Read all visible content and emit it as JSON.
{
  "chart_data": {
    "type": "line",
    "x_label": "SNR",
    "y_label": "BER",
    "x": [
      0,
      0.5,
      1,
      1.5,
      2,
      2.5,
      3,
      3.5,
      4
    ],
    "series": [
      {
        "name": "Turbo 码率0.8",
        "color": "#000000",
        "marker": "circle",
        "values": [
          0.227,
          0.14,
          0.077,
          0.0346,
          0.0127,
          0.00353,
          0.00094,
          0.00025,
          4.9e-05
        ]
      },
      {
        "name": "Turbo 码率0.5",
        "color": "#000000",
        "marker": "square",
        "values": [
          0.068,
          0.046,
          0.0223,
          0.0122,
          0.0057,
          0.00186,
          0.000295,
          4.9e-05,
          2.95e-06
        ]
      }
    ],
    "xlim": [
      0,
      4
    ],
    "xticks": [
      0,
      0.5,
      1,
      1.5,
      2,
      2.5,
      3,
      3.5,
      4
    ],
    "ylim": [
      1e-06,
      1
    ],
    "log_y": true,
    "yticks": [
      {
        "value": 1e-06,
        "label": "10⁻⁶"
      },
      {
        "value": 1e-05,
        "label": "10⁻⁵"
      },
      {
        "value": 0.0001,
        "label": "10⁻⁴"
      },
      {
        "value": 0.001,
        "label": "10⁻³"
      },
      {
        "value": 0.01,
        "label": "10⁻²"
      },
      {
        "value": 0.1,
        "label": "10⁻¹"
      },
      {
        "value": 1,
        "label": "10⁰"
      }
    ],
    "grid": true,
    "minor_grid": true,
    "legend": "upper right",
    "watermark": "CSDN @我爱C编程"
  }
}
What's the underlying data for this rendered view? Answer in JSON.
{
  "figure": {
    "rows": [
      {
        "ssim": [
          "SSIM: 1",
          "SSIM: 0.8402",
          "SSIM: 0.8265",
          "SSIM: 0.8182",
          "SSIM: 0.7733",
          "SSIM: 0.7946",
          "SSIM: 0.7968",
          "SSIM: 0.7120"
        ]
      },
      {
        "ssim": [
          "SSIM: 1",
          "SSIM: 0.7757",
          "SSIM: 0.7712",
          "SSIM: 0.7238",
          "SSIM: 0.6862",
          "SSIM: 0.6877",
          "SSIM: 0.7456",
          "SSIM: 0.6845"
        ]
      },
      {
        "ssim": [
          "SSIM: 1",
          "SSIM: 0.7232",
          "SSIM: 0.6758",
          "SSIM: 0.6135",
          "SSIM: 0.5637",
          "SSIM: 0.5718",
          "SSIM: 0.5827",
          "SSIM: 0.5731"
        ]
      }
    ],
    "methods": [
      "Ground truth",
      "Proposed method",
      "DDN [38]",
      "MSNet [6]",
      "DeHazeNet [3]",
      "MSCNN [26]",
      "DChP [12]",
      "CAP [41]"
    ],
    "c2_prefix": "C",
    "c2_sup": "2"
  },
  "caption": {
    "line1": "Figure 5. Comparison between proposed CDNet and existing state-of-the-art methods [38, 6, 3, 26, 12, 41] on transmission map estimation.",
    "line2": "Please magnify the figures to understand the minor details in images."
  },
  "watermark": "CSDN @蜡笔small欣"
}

**********

Exactly reproduce every record.

Read all visible content and emit it as JSON.
{
  "chart_data": {
    "type": "line",
    "x_label": "SNR",
    "y_label": "BER",
    "x": [
      0,
      0.5,
      1,
      1.5,
      2,
      2.5,
      3,
      3.5,
      4
    ],
    "series": [
      {
        "name": "Turbo 码率0.8",
        "color": "#000000",
        "marker": "circle",
        "values": [
          0.227,
          0.14,
          0.077,
          0.0346,
          0.0127,
          0.00353,
          0.00094,
          0.00025,
          4.9e-05
        ]
      },
      {
        "name": "Turbo 码率0.5",
        "color": "#000000",
        "marker": "square",
        "values": [
          0.068,
          0.046,
          0.0223,
          0.0122,
          0.0057,
          0.00186,
          0.000295,
          4.9e-05,
          2.95e-06
        ]
      }
    ],
    "xlim": [
      0,
      4
    ],
    "xticks": [
      0,
      0.5,
      1,
      1.5,
      2,
      2.5,
      3,
      3.5,
      4
    ],
    "ylim": [
      1e-06,
      1
    ],
    "log_y": true,
    "yticks": [
      {
        "value": 1e-06,
        "label": "10⁻⁶"
      },
      {
        "value": 1e-05,
        "label": "10⁻⁵"
      },
      {
        "value": 0.0001,
        "label": "10⁻⁴"
      },
      {
        "value": 0.001,
        "label": "10⁻³"
      },
      {
        "value": 0.01,
        "label": "10⁻²"
      },
      {
        "value": 0.1,
        "label": "10⁻¹"
      },
      {
        "value": 1,
        "label": "10⁰"
      }
    ],
    "grid": true,
    "minor_grid": true,
    "legend": "upper right",
    "watermark": "CSDN @我爱C编程"
  }
}
What's the underlying data for this rendered view? Answer in JSON.
{
  "figure": {
    "rows": [
      {
        "ssim": [
          "SSIM: 1",
          "SSIM: 0.8402",
          "SSIM: 0.8265",
          "SSIM: 0.8182",
          "SSIM: 0.7733",
          "SSIM: 0.7946",
          "SSIM: 0.7968",
          "SSIM: 0.7120"
        ]
      },
      {
        "ssim": [
          "SSIM: 1",
          "SSIM: 0.7757",
          "SSIM: 0.7712",
          "SSIM: 0.7238",
          "SSIM: 0.6862",
          "SSIM: 0.6877",
          "SSIM: 0.7456",
          "SSIM: 0.6845"
        ]
      },
      {
        "ssim": [
          "SSIM: 1",
          "SSIM: 0.7232",
          "SSIM: 0.6758",
          "SSIM: 0.6135",
          "SSIM: 0.5637",
          "SSIM: 0.5718",
          "SSIM: 0.5827",
          "SSIM: 0.5731"
        ]
      }
    ],
    "methods": [
      "Ground truth",
      "Proposed method",
      "DDN [38]",
      "MSNet [6]",
      "DeHazeNet [3]",
      "MSCNN [26]",
      "DChP [12]",
      "CAP [41]"
    ],
    "c2_prefix": "C",
    "c2_sup": "2"
  },
  "caption": {
    "line1": "Figure 5. Comparison between proposed CDNet and existing state-of-the-art methods [38, 6, 3, 26, 12, 41] on transmission map estimation.",
    "line2": "Please magnify the figures to understand the minor details in images."
  },
  "watermark": "CSDN @蜡笔small欣"
}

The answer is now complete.